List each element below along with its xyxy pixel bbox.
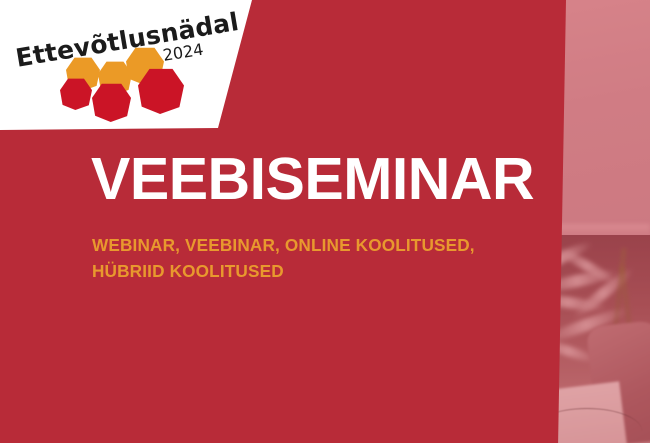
page-title: VEEBISEMINAR xyxy=(91,150,534,209)
logo-banner: Ettevõtlusnädal 2024 xyxy=(0,0,252,134)
subtitle-line-1: WEBINAR, VEEBINAR, ONLINE KOOLITUSED, xyxy=(92,232,475,258)
hex-red-middle xyxy=(92,83,131,122)
logo-wordmark: Ettevõtlusnädal xyxy=(14,7,241,73)
hex-red-right xyxy=(138,68,184,114)
subtitle: WEBINAR, VEEBINAR, ONLINE KOOLITUSED, HÜ… xyxy=(92,232,475,284)
promo-banner: Ettevõtlusnädal 2024 VEEBISEMINAR WEBINA… xyxy=(0,0,650,443)
subtitle-line-2: HÜBRIID KOOLITUSED xyxy=(92,258,475,284)
hex-orange-middle xyxy=(98,61,132,95)
hex-red-left xyxy=(60,78,92,110)
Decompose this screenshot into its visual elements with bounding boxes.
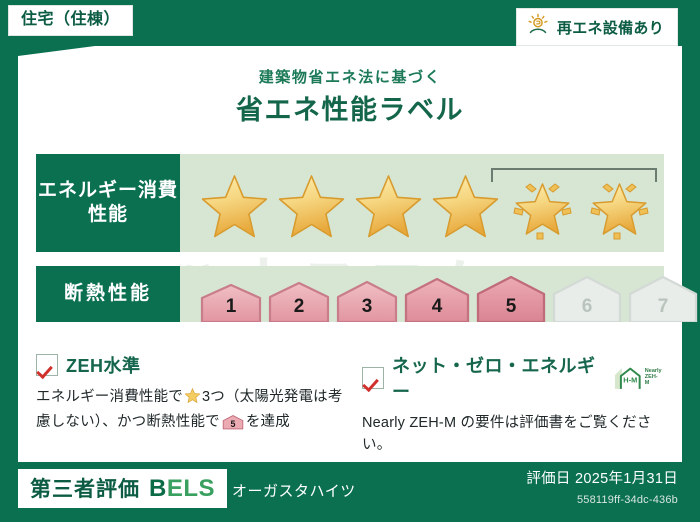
zeh-text-part3: を達成 bbox=[246, 414, 290, 430]
grade-number: 5 bbox=[474, 296, 548, 318]
net-zero-heading: ネット・ゼロ・エネルギー H-M Nearly ZEH-M bbox=[362, 352, 662, 404]
renewable-energy-badge: 再エネ設備あり bbox=[516, 8, 678, 46]
check-icon bbox=[362, 367, 384, 389]
renewable-badge-label: 再エネ設備あり bbox=[557, 17, 664, 38]
svg-text:H-M: H-M bbox=[623, 375, 637, 384]
net-zero-title: ネット・ゼロ・エネルギー bbox=[392, 352, 601, 404]
grade-badge-5: 5 bbox=[474, 272, 548, 322]
zeh-m-caption-line2: ZEH-M bbox=[645, 374, 658, 386]
label-subtitle: 建築物省エネ法に基づく bbox=[0, 66, 700, 87]
insulation-performance-row: 断熱性能 1 2 bbox=[36, 266, 664, 322]
building-type-chip: 住宅（住棟） bbox=[8, 5, 133, 36]
energy-performance-row: エネルギー消費性能 太陽光発電(自家消費)分 bbox=[36, 154, 664, 252]
grade-badge-7: 7 bbox=[626, 272, 700, 322]
check-icon bbox=[36, 354, 58, 376]
star-icon bbox=[198, 170, 271, 242]
third-party-eval-label: 第三者評価 bbox=[30, 473, 140, 503]
grade-number: 3 bbox=[334, 296, 400, 318]
energy-stars-panel: 太陽光発電(自家消費)分 bbox=[180, 154, 664, 252]
zeh-title: ZEH水準 bbox=[66, 352, 141, 378]
zeh-description: エネルギー消費性能で3つ（太陽光発電は考慮しない）、かつ断熱性能で5を達成 bbox=[36, 386, 356, 438]
svg-text:5: 5 bbox=[230, 420, 235, 430]
star-rating bbox=[198, 170, 656, 242]
grade-badge-3: 3 bbox=[334, 277, 400, 322]
evaluation-id: 558119ff-34dc-436b bbox=[577, 494, 678, 506]
energy-performance-label: 住宅（住棟） 再エネ設備あり 建築物省エネ法に基づく 省エネ性能ラベル ハウスコ… bbox=[0, 0, 700, 522]
zeh-text-part1: エネルギー消費性能で bbox=[36, 389, 183, 405]
zeh-m-logo-caption: Nearly ZEH-M bbox=[645, 369, 662, 386]
net-zero-info-block: ネット・ゼロ・エネルギー H-M Nearly ZEH-M Nearly ZEH… bbox=[362, 352, 662, 457]
grade-number: 7 bbox=[626, 296, 700, 318]
grade-badge-2: 2 bbox=[266, 278, 332, 322]
bels-logo-els: ELS bbox=[167, 475, 215, 502]
net-zero-description: Nearly ZEH-M の要件は評価書をご覧ください。 bbox=[362, 412, 662, 457]
bels-logo: BELS bbox=[149, 475, 215, 503]
bels-logo-b: B bbox=[149, 475, 167, 502]
building-name: オーガスタハイツ bbox=[232, 480, 356, 501]
star-solar-icon bbox=[506, 170, 579, 242]
grade-badge-6: 6 bbox=[550, 272, 624, 322]
grade-number: 2 bbox=[266, 296, 332, 318]
label-title: 省エネ性能ラベル bbox=[0, 88, 700, 127]
zeh-m-logo-icon: H-M Nearly ZEH-M bbox=[613, 366, 662, 390]
solar-sun-icon bbox=[526, 13, 550, 42]
grade-number: 4 bbox=[402, 296, 472, 318]
star-icon bbox=[429, 170, 502, 242]
star-icon bbox=[275, 170, 348, 242]
zeh-info-block: ZEH水準 エネルギー消費性能で3つ（太陽光発電は考慮しない）、かつ断熱性能で5… bbox=[36, 352, 356, 438]
insulation-performance-label-text: 断熱性能 bbox=[36, 266, 180, 322]
insulation-grades-panel: 1 2 3 bbox=[180, 266, 664, 322]
grade-scale: 1 2 3 bbox=[198, 272, 700, 322]
evaluation-date: 評価日 2025年1月31日 bbox=[526, 467, 678, 488]
energy-performance-label-text: エネルギー消費性能 bbox=[36, 154, 180, 252]
house-grade-5-icon: 5 bbox=[222, 418, 244, 434]
grade-badge-4: 4 bbox=[402, 274, 472, 322]
zeh-heading: ZEH水準 bbox=[36, 352, 356, 378]
grade-number: 6 bbox=[550, 296, 624, 318]
bels-chip: 第三者評価 BELS bbox=[18, 469, 227, 508]
star-icon bbox=[184, 392, 201, 408]
grade-badge-1: 1 bbox=[198, 280, 264, 322]
grade-number: 1 bbox=[198, 296, 264, 318]
star-solar-icon bbox=[583, 170, 656, 242]
star-icon bbox=[352, 170, 425, 242]
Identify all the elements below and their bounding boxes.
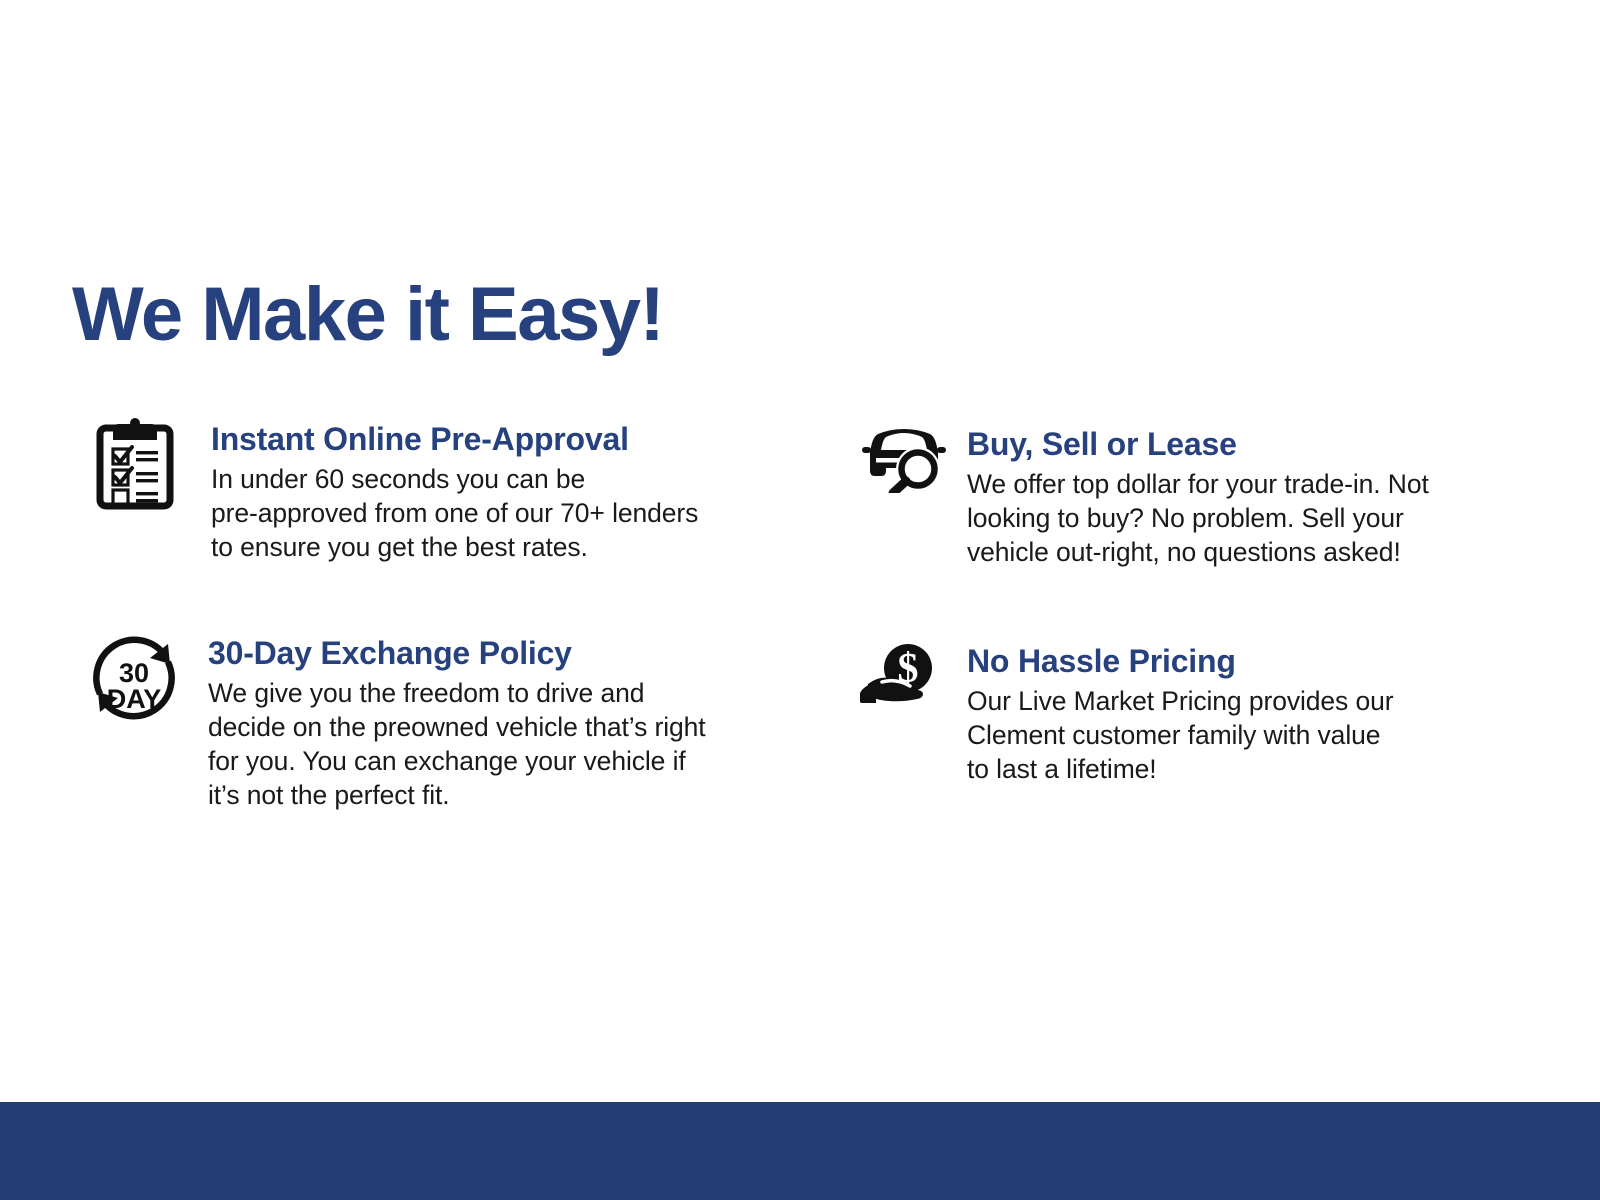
desc-line: In under 60 seconds you can be [211, 462, 796, 496]
feature-title: No Hassle Pricing [967, 642, 1520, 680]
desc-line: to last a lifetime! [967, 752, 1520, 786]
feature-title: Buy, Sell or Lease [967, 425, 1520, 463]
desc-line: it’s not the perfect fit. [208, 778, 788, 812]
feature-no-hassle-pricing: $ No Hassle Pricing Our Live Market Pric… [860, 640, 1520, 786]
desc-line: We offer top dollar for your trade-in. N… [967, 467, 1520, 501]
page-title: We Make it Easy! [72, 272, 663, 358]
feature-description: We offer top dollar for your trade-in. N… [967, 467, 1520, 569]
thirty-day-exchange-icon: 30 DAY [88, 632, 180, 724]
clipboard-checklist-icon [96, 418, 188, 510]
feature-30-day-exchange-policy: 30 DAY 30-Day Exchange Policy We give yo… [88, 632, 788, 812]
icon-text-day: DAY [107, 684, 162, 714]
feature-body: Instant Online Pre-Approval In under 60 … [211, 418, 796, 564]
desc-line: Our Live Market Pricing provides our [967, 684, 1520, 718]
feature-body: Buy, Sell or Lease We offer top dollar f… [967, 423, 1520, 569]
feature-description: We give you the freedom to drive and dec… [208, 676, 788, 812]
desc-line: We give you the freedom to drive and [208, 676, 788, 710]
feature-title: Instant Online Pre-Approval [211, 420, 796, 458]
feature-body: No Hassle Pricing Our Live Market Pricin… [967, 640, 1520, 786]
hand-holding-coin-icon: $ [860, 640, 960, 720]
desc-line: for you. You can exchange your vehicle i… [208, 744, 788, 778]
desc-line: Clement customer family with value [967, 718, 1520, 752]
feature-body: 30-Day Exchange Policy We give you the f… [208, 632, 788, 812]
slide-root: We Make it Easy! [0, 0, 1600, 1200]
desc-line: pre-approved from one of our 70+ lenders [211, 496, 796, 530]
bottom-accent-bar [0, 1102, 1600, 1200]
desc-line: decide on the preowned vehicle that’s ri… [208, 710, 788, 744]
car-magnifier-icon [860, 423, 960, 503]
feature-description: In under 60 seconds you can be pre-appro… [211, 462, 796, 564]
desc-line: looking to buy? No problem. Sell your [967, 501, 1520, 535]
feature-buy-sell-or-lease: Buy, Sell or Lease We offer top dollar f… [860, 423, 1520, 569]
desc-line: vehicle out-right, no questions asked! [967, 535, 1520, 569]
feature-instant-online-pre-approval: Instant Online Pre-Approval In under 60 … [96, 418, 796, 564]
desc-line: to ensure you get the best rates. [211, 530, 796, 564]
feature-description: Our Live Market Pricing provides our Cle… [967, 684, 1520, 786]
feature-title: 30-Day Exchange Policy [208, 634, 788, 672]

▶ _TASK GOAL_:
Convert everything from "zeh-text-part3: を達成 bbox=[246, 414, 290, 430]" down to "check-icon bbox=[362, 367, 384, 389]" in the records above into a Markdown table with the columns Row and Line, one line per row, omitting blank lines.

▶ _TASK RESPONSE_:
| Row | Line |
|---|---|
| 1 | zeh-text-part3: を達成 bbox=[246, 414, 290, 430] |
| 2 | grade-number: 5 bbox=[474, 296, 548, 318] |
| 3 | net-zero-heading: ネット・ゼロ・エネルギー H-M Nearly ZEH-M bbox=[362, 352, 662, 404] |
| 4 | renewable-energy-badge: 再エネ設備あり bbox=[516, 8, 678, 46] |
| 5 | check-icon bbox=[362, 367, 384, 389] |